====== Exercise passage ======

How is Friendswood described? What quotes from the text can you use to support your answer?
In the first several chapters of the 2014 novel Friendswood, Rene Steinke establishes a
broken narrative to show the scope of the town’s surrender to unwanted
repetition. From Lee’s perspective, we see the “fallen branches and the toppled
road signs” from a major hurricane intertwined with a man “at the pole,
stringing up the flag again,” (Steinke, 3). The citizens have learned to balance trauma with
tradition, as many of the citizens continue to share lighthearted humor as “Don’t
you see what he’s doing? I’m not a marriage counselor, buddy,” Steinke, 13). The values seem
to repeat itself as well, as evident by the stereotypical Friendswood resident “flipping
through the pages of a Bible without looking down,” (Steinke, 4). Therefore, the citizens of Friendswood,
Texas act in acceptance of their sentence to the pattern of perdition.
Who are the main characters thus far? How do you know? What quotes from the text can you use to show how they're described?
Lee serves as Steinke’s representation of the
Friendswood citizens’ refusal to become independent from their memories. In the
texts, the mother of two admits remorse that her children are no longer able to
recreate their “fluorescent-colored" memories in the open fields of Rosemont.

====== Data supplied ======

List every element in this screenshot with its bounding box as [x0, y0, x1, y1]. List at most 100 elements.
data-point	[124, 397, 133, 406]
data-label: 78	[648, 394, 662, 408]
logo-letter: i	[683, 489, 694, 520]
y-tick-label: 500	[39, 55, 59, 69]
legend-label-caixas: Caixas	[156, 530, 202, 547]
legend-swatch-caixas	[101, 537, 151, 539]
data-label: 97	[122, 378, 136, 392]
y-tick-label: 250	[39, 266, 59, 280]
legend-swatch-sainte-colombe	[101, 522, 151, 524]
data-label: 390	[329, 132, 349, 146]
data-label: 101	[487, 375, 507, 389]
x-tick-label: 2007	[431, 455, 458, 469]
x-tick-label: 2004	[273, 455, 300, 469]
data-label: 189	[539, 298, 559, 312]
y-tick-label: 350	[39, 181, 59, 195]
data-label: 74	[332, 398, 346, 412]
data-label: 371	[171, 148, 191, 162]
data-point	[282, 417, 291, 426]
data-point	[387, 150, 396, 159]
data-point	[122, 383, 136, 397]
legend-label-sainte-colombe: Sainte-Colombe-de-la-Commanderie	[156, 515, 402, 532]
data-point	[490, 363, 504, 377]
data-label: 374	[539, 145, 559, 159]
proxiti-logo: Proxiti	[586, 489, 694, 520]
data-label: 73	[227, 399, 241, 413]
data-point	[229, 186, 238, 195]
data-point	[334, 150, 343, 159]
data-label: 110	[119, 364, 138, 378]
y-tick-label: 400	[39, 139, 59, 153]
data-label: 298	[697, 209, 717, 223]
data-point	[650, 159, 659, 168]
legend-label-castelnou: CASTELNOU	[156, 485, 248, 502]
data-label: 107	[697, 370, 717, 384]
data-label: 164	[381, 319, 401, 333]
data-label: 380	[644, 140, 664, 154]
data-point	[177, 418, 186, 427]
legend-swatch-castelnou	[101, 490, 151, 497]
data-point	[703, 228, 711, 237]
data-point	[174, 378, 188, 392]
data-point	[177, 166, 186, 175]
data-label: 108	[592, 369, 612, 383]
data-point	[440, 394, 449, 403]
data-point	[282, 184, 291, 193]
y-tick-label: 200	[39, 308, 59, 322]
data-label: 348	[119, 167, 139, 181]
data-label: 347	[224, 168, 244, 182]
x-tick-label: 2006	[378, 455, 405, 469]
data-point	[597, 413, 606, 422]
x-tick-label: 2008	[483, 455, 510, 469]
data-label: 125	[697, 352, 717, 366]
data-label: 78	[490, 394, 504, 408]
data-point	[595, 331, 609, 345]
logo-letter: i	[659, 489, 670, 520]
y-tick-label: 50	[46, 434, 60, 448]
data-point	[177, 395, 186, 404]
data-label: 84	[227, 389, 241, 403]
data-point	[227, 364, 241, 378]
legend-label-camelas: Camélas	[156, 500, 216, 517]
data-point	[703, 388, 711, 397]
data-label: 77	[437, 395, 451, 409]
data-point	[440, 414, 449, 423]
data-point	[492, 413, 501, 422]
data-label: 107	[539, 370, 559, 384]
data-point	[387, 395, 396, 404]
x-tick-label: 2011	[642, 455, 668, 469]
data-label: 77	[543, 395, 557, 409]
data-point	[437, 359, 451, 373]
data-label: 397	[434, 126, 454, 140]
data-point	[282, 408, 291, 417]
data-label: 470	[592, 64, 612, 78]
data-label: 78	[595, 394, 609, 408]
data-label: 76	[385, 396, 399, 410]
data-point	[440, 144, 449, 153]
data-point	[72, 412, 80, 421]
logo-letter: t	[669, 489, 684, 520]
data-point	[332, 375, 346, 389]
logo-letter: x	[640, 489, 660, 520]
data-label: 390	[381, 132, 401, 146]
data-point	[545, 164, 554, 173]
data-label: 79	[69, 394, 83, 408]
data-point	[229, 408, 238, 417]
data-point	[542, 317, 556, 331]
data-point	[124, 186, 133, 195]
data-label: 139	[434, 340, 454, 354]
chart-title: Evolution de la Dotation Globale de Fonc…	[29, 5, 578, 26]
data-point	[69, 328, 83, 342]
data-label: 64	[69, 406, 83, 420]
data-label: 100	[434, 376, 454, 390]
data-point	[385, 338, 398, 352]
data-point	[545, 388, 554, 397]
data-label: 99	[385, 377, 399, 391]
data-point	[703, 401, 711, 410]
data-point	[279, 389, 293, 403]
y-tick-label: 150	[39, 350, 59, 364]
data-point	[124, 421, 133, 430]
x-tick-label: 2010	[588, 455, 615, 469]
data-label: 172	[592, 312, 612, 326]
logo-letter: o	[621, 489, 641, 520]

======

▸ **Parts of the exercise**:
1) According to the passage about the novel Friendswood, who wrote the novel?
2) Reproduce the passage about Friendswood between "Lee serves as" and "fields of Rosemont.", inclusive.

▸ **Answers for each item**:
1) Rene Steinke

2)
Lee serves as Steinke’s representation of the
Friendswood citizens’ refusal to become independent from their memories. In the
texts, the mother of two admits remorse that her children are no longer able to
recreate their “fluorescent-colored" memories in the open fields of Rosemont.